WHAT YOU NEED TO DO:
Could you return, unchanged, everything in the items below from the line containing "chart-title: گرمترین ایستگاه" down to the line containing "x-tick-label: شهریار xyxy=(680,468,732,520)", including both of those lines?

PROVIDED ENTRIES:

** Begin **

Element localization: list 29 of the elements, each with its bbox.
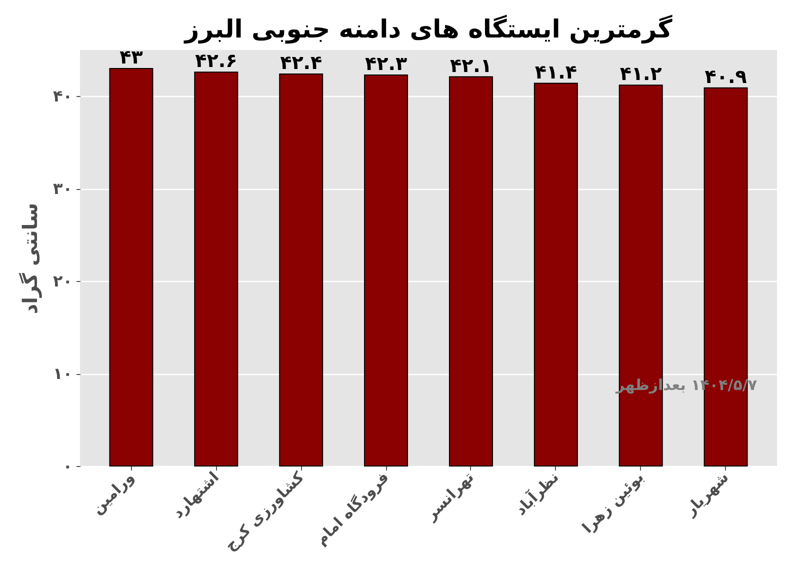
chart-title: گرمترین ایستگاه های دامنه جنوبی البرز xyxy=(182,14,673,44)
data-label: ۴۳ xyxy=(120,46,144,68)
x-tick-label: فرودگاه امام xyxy=(312,468,392,549)
x-tick-label: ورامین xyxy=(88,468,138,518)
bar xyxy=(109,68,154,466)
y-tick-label: ۲۰ xyxy=(52,272,72,291)
data-label: ۴۲.۱ xyxy=(450,54,492,77)
x-tick-label: بوئین زهرا xyxy=(578,468,648,537)
y-tick-label: ۳۰ xyxy=(52,179,72,198)
x-tick-label: شهریار xyxy=(680,468,732,520)
data-label: ۴۱.۲ xyxy=(620,63,662,86)
x-tick-label: اشتهارد xyxy=(168,468,223,522)
y-axis-title: سانتی گراد xyxy=(18,202,42,314)
bar xyxy=(194,72,238,466)
bar xyxy=(534,82,578,466)
data-label: ۴۰.۹ xyxy=(704,66,748,88)
x-tick-label: کشاورزی کرج xyxy=(221,468,308,554)
data-label: ۴۲.۴ xyxy=(280,52,322,74)
x-tick-label: تهرانسر xyxy=(421,468,478,524)
y-tick-label: ۴۰ xyxy=(52,86,72,106)
y-tick-label: ۱۰ xyxy=(52,364,72,384)
bar xyxy=(364,74,408,466)
bar xyxy=(279,74,324,466)
data-label: ۴۲.۶ xyxy=(195,50,238,72)
data-label: ۴۱.۴ xyxy=(534,61,577,84)
data-label: ۴۲.۳ xyxy=(365,52,408,75)
y-tick-label: ۰ xyxy=(62,456,72,476)
x-tick-label: نظرآباد xyxy=(510,467,562,519)
bar xyxy=(448,76,493,466)
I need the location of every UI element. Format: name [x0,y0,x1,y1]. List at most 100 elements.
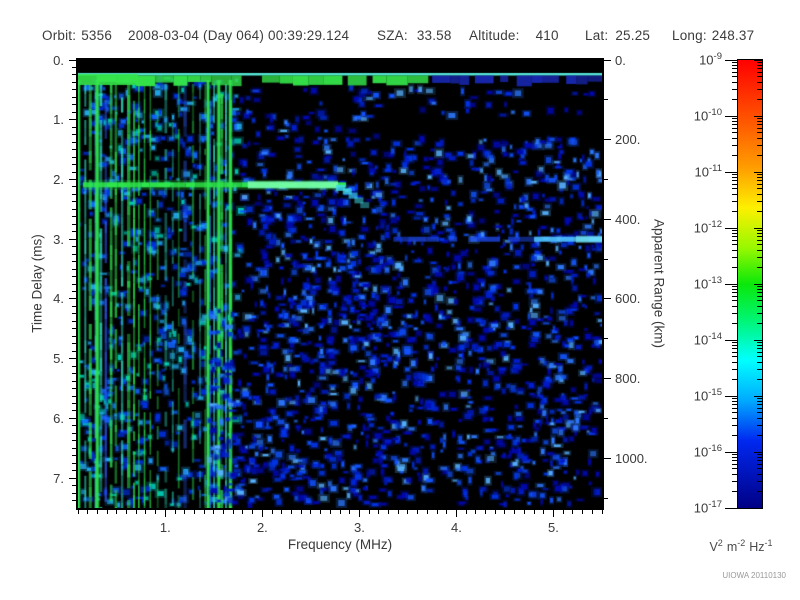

** End **

EXERCISE RESPONSE:
chart-title: گرمترین ایستگاه های دامنه جنوبی البرز xyxy=(182,14,673,44)
data-label: ۴۳ xyxy=(120,46,144,68)
x-tick-label: فرودگاه امام xyxy=(312,468,392,549)
x-tick-label: ورامین xyxy=(88,468,138,518)
bar xyxy=(109,68,154,466)
y-tick-label: ۲۰ xyxy=(52,272,72,291)
data-label: ۴۲.۱ xyxy=(450,54,492,77)
x-tick-label: بوئین زهرا xyxy=(578,468,648,537)
y-tick-label: ۳۰ xyxy=(52,179,72,198)
x-tick-label: شهریار xyxy=(680,468,732,520)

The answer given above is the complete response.